= RECORD SET =
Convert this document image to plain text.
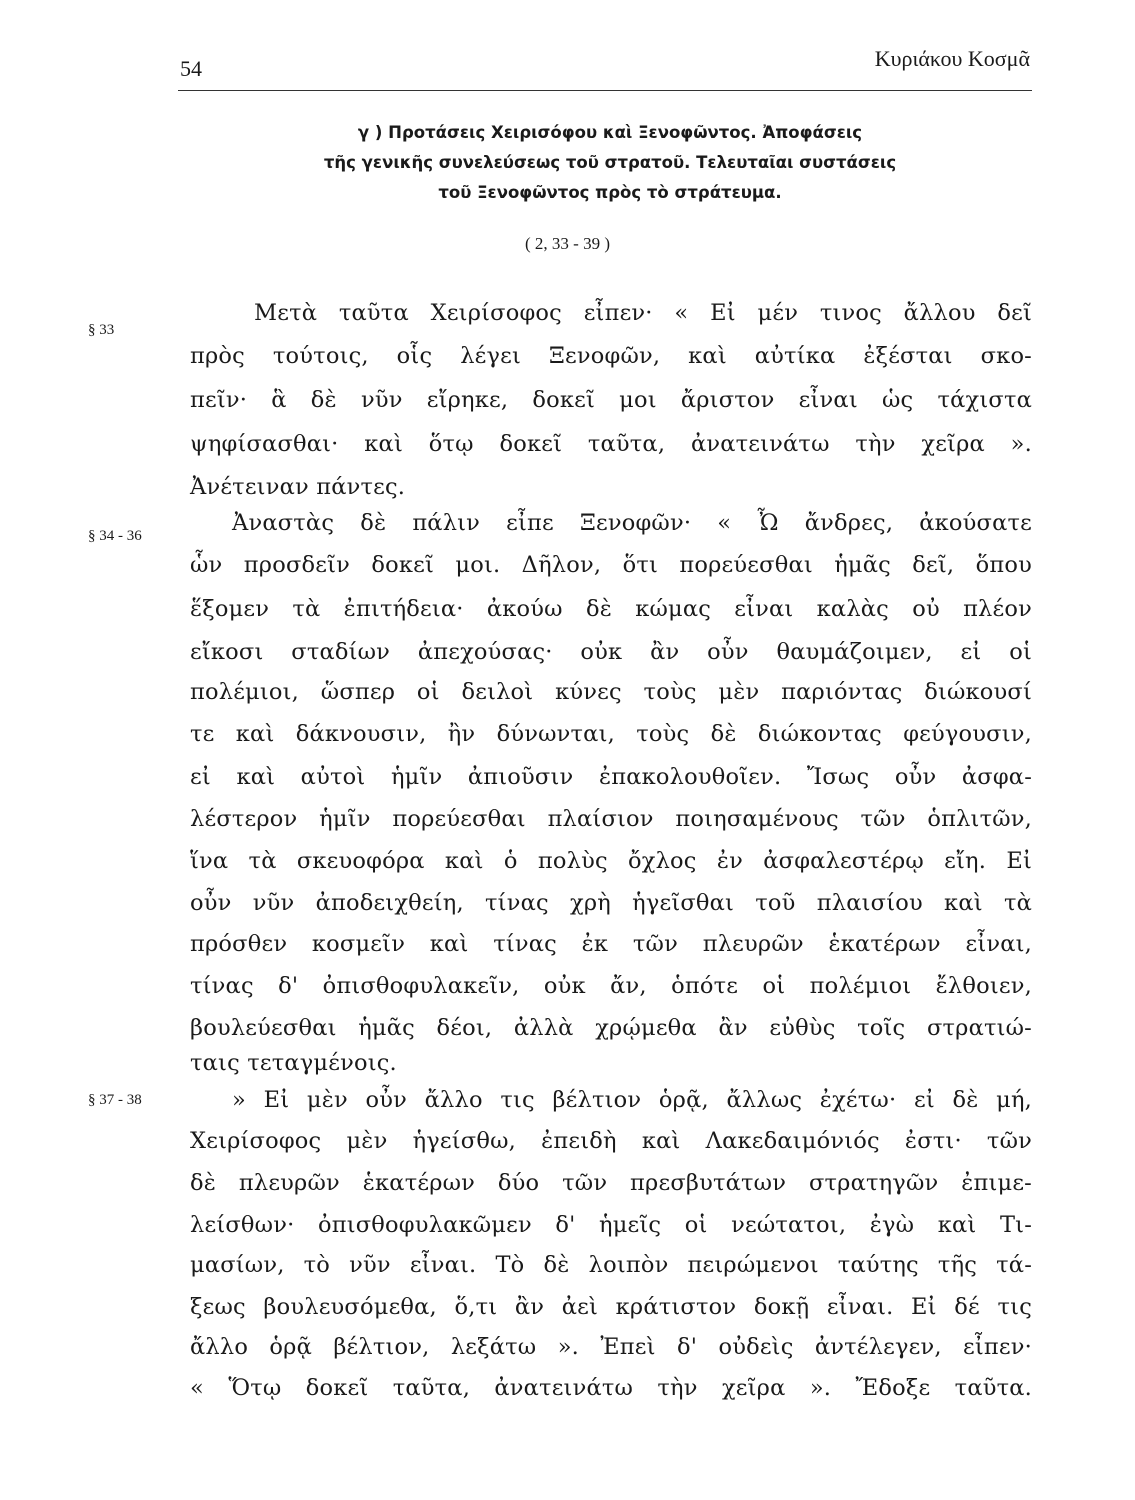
54	Κυριάκου Κοσμᾶ
γ ) Προτάσεις Χειρισόφου καὶ Ξενοφῶντος. Ἀποφάσεις
τῆς γενικῆς συνελεύσεως τοῦ στρατοῦ. Τελευταῖαι συστάσεις
τοῦ Ξενοφῶντος πρὸς τὸ στράτευμα.
( 2, 33 - 39 )
§ 33
§ 34 - 36
§ 37 - 38
Μετὰ ταῦτα Χειρίσοφος εἶπεν· « Εἰ μέν τινος ἄλλου δεῖ
πρὸς τούτοις, οἷς λέγει Ξενοφῶν, καὶ αὐτίκα ἐξέσται σκο-
πεῖν· ἃ δὲ νῦν εἴρηκε, δοκεῖ μοι ἄριστον εἶναι ὡς τάχιστα
ψηφίσασθαι· καὶ ὅτῳ δοκεῖ ταῦτα, ἀνατεινάτω τὴν χεῖρα ».
Ἀνέτειναν πάντες.
Ἀναστὰς δὲ πάλιν εἶπε Ξενοφῶν· « Ὦ ἄνδρες, ἀκούσατε
ὧν προσδεῖν δοκεῖ μοι. Δῆλον, ὅτι πορεύεσθαι ἡμᾶς δεῖ, ὅπου
ἕξομεν τὰ ἐπιτήδεια· ἀκούω δὲ κώμας εἶναι καλὰς οὐ πλέον
εἴκοσι σταδίων ἀπεχούσας· οὐκ ἂν οὖν θαυμάζοιμεν, εἰ οἱ
πολέμιοι, ὥσπερ οἱ δειλοὶ κύνες τοὺς μὲν παριόντας διώκουσί
τε καὶ δάκνουσιν, ἢν δύνωνται, τοὺς δὲ διώκοντας φεύγουσιν,
εἰ καὶ αὐτοὶ ἡμῖν ἀπιοῦσιν ἐπακολουθοῖεν. Ἴσως οὖν ἀσφα-
λέστερον ἡμῖν πορεύεσθαι πλαίσιον ποιησαμένους τῶν ὁπλιτῶν,
ἵνα τὰ σκευοφόρα καὶ ὁ πολὺς ὄχλος ἐν ἀσφαλεστέρῳ εἴη. Εἰ
οὖν νῦν ἀποδειχθείη, τίνας χρὴ ἡγεῖσθαι τοῦ πλαισίου καὶ τὰ
πρόσθεν κοσμεῖν καὶ τίνας ἐκ τῶν πλευρῶν ἑκατέρων εἶναι,
τίνας δ' ὀπισθοφυλακεῖν, οὐκ ἄν, ὁπότε οἱ πολέμιοι ἔλθοιεν,
βουλεύεσθαι ἡμᾶς δέοι, ἀλλὰ χρῴμεθα ἂν εὐθὺς τοῖς στρατιώ-
ταις τεταγμένοις.
» Εἰ μὲν οὖν ἄλλο τις βέλτιον ὁρᾷ, ἄλλως ἐχέτω· εἰ δὲ μή,
Χειρίσοφος μὲν ἡγείσθω, ἐπειδὴ καὶ Λακεδαιμόνιός ἐστι· τῶν
δὲ πλευρῶν ἑκατέρων δύο τῶν πρεσβυτάτων στρατηγῶν ἐπιμε-
λείσθων· ὀπισθοφυλακῶμεν δ' ἡμεῖς οἱ νεώτατοι, ἐγὼ καὶ Τι-
μασίων, τὸ νῦν εἶναι. Τὸ δὲ λοιπὸν πειρώμενοι ταύτης τῆς τά-
ξεως βουλευσόμεθα, ὅ,τι ἂν ἀεὶ κράτιστον δοκῇ εἶναι. Εἰ δέ τις
ἄλλο ὁρᾷ βέλτιον, λεξάτω ». Ἐπεὶ δ' οὐδεὶς ἀντέλεγεν, εἶπεν·
« Ὅτῳ δοκεῖ ταῦτα, ἀνατεινάτω τὴν χεῖρα ». Ἔδοξε ταῦτα.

= EXERCISE =
From the entries above, copy every line that holds the word "χεῖρα".

= OUTPUT =
ψηφίσασθαι· καὶ ὅτῳ δοκεῖ ταῦτα, ἀνατεινάτω τὴν χεῖρα ».
« Ὅτῳ δοκεῖ ταῦτα, ἀνατεινάτω τὴν χεῖρα ». Ἔδοξε ταῦτα.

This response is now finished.